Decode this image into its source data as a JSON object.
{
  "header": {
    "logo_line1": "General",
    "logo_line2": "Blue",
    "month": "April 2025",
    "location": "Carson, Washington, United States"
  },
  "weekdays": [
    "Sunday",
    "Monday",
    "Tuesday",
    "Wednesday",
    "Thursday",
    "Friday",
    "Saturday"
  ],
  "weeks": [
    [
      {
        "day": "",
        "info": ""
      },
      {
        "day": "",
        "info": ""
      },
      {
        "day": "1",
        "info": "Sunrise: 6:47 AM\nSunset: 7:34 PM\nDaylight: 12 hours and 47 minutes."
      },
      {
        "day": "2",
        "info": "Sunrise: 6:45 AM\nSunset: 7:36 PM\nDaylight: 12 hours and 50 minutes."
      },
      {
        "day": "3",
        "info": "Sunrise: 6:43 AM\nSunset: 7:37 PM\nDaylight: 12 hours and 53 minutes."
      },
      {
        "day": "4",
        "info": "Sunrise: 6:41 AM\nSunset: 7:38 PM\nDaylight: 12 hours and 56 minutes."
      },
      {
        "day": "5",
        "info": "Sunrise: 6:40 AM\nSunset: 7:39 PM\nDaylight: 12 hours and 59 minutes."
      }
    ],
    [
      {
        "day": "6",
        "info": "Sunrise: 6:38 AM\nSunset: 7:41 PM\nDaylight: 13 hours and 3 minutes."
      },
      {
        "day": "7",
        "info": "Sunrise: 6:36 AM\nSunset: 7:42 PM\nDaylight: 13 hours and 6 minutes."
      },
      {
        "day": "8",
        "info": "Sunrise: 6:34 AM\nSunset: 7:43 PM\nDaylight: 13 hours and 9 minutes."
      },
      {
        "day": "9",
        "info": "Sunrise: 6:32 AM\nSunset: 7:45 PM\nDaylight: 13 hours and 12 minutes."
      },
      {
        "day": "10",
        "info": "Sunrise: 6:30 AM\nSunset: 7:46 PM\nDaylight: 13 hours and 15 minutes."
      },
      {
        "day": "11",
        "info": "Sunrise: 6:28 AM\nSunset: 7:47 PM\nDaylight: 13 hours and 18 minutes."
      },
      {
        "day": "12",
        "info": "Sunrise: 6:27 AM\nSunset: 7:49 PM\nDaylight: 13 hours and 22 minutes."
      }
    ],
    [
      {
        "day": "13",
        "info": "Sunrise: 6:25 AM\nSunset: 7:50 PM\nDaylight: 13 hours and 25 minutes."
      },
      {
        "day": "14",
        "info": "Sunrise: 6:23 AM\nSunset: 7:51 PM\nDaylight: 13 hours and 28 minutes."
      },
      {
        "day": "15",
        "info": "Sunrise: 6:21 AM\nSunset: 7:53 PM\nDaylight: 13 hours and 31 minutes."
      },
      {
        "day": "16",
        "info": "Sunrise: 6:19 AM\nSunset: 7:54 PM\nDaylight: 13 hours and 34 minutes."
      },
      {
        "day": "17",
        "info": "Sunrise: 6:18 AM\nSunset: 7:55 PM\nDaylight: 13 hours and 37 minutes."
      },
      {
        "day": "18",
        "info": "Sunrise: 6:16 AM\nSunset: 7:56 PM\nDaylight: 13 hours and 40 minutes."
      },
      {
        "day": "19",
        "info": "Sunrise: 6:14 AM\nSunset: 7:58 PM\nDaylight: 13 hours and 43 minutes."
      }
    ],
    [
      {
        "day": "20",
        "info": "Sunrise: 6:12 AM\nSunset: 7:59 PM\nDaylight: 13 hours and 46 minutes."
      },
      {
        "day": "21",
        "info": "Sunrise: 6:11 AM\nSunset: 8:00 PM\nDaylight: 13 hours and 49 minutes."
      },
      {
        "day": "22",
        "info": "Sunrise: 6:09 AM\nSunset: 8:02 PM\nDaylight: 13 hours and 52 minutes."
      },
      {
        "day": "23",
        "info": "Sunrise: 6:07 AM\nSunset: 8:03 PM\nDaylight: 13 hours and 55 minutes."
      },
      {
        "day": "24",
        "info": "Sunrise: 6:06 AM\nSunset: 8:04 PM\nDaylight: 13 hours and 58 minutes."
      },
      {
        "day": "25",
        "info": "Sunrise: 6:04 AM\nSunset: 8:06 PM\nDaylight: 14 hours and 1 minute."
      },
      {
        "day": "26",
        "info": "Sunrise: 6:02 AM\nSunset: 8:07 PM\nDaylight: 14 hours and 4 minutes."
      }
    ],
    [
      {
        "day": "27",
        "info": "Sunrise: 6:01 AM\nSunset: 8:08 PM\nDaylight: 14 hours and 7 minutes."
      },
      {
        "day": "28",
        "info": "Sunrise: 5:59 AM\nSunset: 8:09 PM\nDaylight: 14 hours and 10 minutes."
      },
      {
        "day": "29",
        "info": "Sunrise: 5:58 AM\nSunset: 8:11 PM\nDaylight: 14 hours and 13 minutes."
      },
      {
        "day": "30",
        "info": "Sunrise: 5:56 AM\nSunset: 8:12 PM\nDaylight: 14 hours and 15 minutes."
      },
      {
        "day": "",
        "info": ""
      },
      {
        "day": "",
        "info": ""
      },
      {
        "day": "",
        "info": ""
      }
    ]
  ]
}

EXERCISE: Each line of the listing should be copied exactly.

THE OUTPUT:
Decode this image into its source data as a JSON object.
{
  "header": {
    "logo_line1": "General",
    "logo_line2": "Blue",
    "month": "April 2025",
    "location": "Carson, Washington, United States"
  },
  "weekdays": [
    "Sunday",
    "Monday",
    "Tuesday",
    "Wednesday",
    "Thursday",
    "Friday",
    "Saturday"
  ],
  "weeks": [
    [
      {
        "day": "",
        "info": ""
      },
      {
        "day": "",
        "info": ""
      },
      {
        "day": "1",
        "info": "Sunrise: 6:47 AM\nSunset: 7:34 PM\nDaylight: 12 hours and 47 minutes."
      },
      {
        "day": "2",
        "info": "Sunrise: 6:45 AM\nSunset: 7:36 PM\nDaylight: 12 hours and 50 minutes."
      },
      {
        "day": "3",
        "info": "Sunrise: 6:43 AM\nSunset: 7:37 PM\nDaylight: 12 hours and 53 minutes."
      },
      {
        "day": "4",
        "info": "Sunrise: 6:41 AM\nSunset: 7:38 PM\nDaylight: 12 hours and 56 minutes."
      },
      {
        "day": "5",
        "info": "Sunrise: 6:40 AM\nSunset: 7:39 PM\nDaylight: 12 hours and 59 minutes."
      }
    ],
    [
      {
        "day": "6",
        "info": "Sunrise: 6:38 AM\nSunset: 7:41 PM\nDaylight: 13 hours and 3 minutes."
      },
      {
        "day": "7",
        "info": "Sunrise: 6:36 AM\nSunset: 7:42 PM\nDaylight: 13 hours and 6 minutes."
      },
      {
        "day": "8",
        "info": "Sunrise: 6:34 AM\nSunset: 7:43 PM\nDaylight: 13 hours and 9 minutes."
      },
      {
        "day": "9",
        "info": "Sunrise: 6:32 AM\nSunset: 7:45 PM\nDaylight: 13 hours and 12 minutes."
      },
      {
        "day": "10",
        "info": "Sunrise: 6:30 AM\nSunset: 7:46 PM\nDaylight: 13 hours and 15 minutes."
      },
      {
        "day": "11",
        "info": "Sunrise: 6:28 AM\nSunset: 7:47 PM\nDaylight: 13 hours and 18 minutes."
      },
      {
        "day": "12",
        "info": "Sunrise: 6:27 AM\nSunset: 7:49 PM\nDaylight: 13 hours and 22 minutes."
      }
    ],
    [
      {
        "day": "13",
        "info": "Sunrise: 6:25 AM\nSunset: 7:50 PM\nDaylight: 13 hours and 25 minutes."
      },
      {
        "day": "14",
        "info": "Sunrise: 6:23 AM\nSunset: 7:51 PM\nDaylight: 13 hours and 28 minutes."
      },
      {
        "day": "15",
        "info": "Sunrise: 6:21 AM\nSunset: 7:53 PM\nDaylight: 13 hours and 31 minutes."
      },
      {
        "day": "16",
        "info": "Sunrise: 6:19 AM\nSunset: 7:54 PM\nDaylight: 13 hours and 34 minutes."
      },
      {
        "day": "17",
        "info": "Sunrise: 6:18 AM\nSunset: 7:55 PM\nDaylight: 13 hours and 37 minutes."
      },
      {
        "day": "18",
        "info": "Sunrise: 6:16 AM\nSunset: 7:56 PM\nDaylight: 13 hours and 40 minutes."
      },
      {
        "day": "19",
        "info": "Sunrise: 6:14 AM\nSunset: 7:58 PM\nDaylight: 13 hours and 43 minutes."
      }
    ],
    [
      {
        "day": "20",
        "info": "Sunrise: 6:12 AM\nSunset: 7:59 PM\nDaylight: 13 hours and 46 minutes."
      },
      {
        "day": "21",
        "info": "Sunrise: 6:11 AM\nSunset: 8:00 PM\nDaylight: 13 hours and 49 minutes."
      },
      {
        "day": "22",
        "info": "Sunrise: 6:09 AM\nSunset: 8:02 PM\nDaylight: 13 hours and 52 minutes."
      },
      {
        "day": "23",
        "info": "Sunrise: 6:07 AM\nSunset: 8:03 PM\nDaylight: 13 hours and 55 minutes."
      },
      {
        "day": "24",
        "info": "Sunrise: 6:06 AM\nSunset: 8:04 PM\nDaylight: 13 hours and 58 minutes."
      },
      {
        "day": "25",
        "info": "Sunrise: 6:04 AM\nSunset: 8:06 PM\nDaylight: 14 hours and 1 minute."
      },
      {
        "day": "26",
        "info": "Sunrise: 6:02 AM\nSunset: 8:07 PM\nDaylight: 14 hours and 4 minutes."
      }
    ],
    [
      {
        "day": "27",
        "info": "Sunrise: 6:01 AM\nSunset: 8:08 PM\nDaylight: 14 hours and 7 minutes."
      },
      {
        "day": "28",
        "info": "Sunrise: 5:59 AM\nSunset: 8:09 PM\nDaylight: 14 hours and 10 minutes."
      },
      {
        "day": "29",
        "info": "Sunrise: 5:58 AM\nSunset: 8:11 PM\nDaylight: 14 hours and 13 minutes."
      },
      {
        "day": "30",
        "info": "Sunrise: 5:56 AM\nSunset: 8:12 PM\nDaylight: 14 hours and 15 minutes."
      },
      {
        "day": "",
        "info": ""
      },
      {
        "day": "",
        "info": ""
      },
      {
        "day": "",
        "info": ""
      }
    ]
  ]
}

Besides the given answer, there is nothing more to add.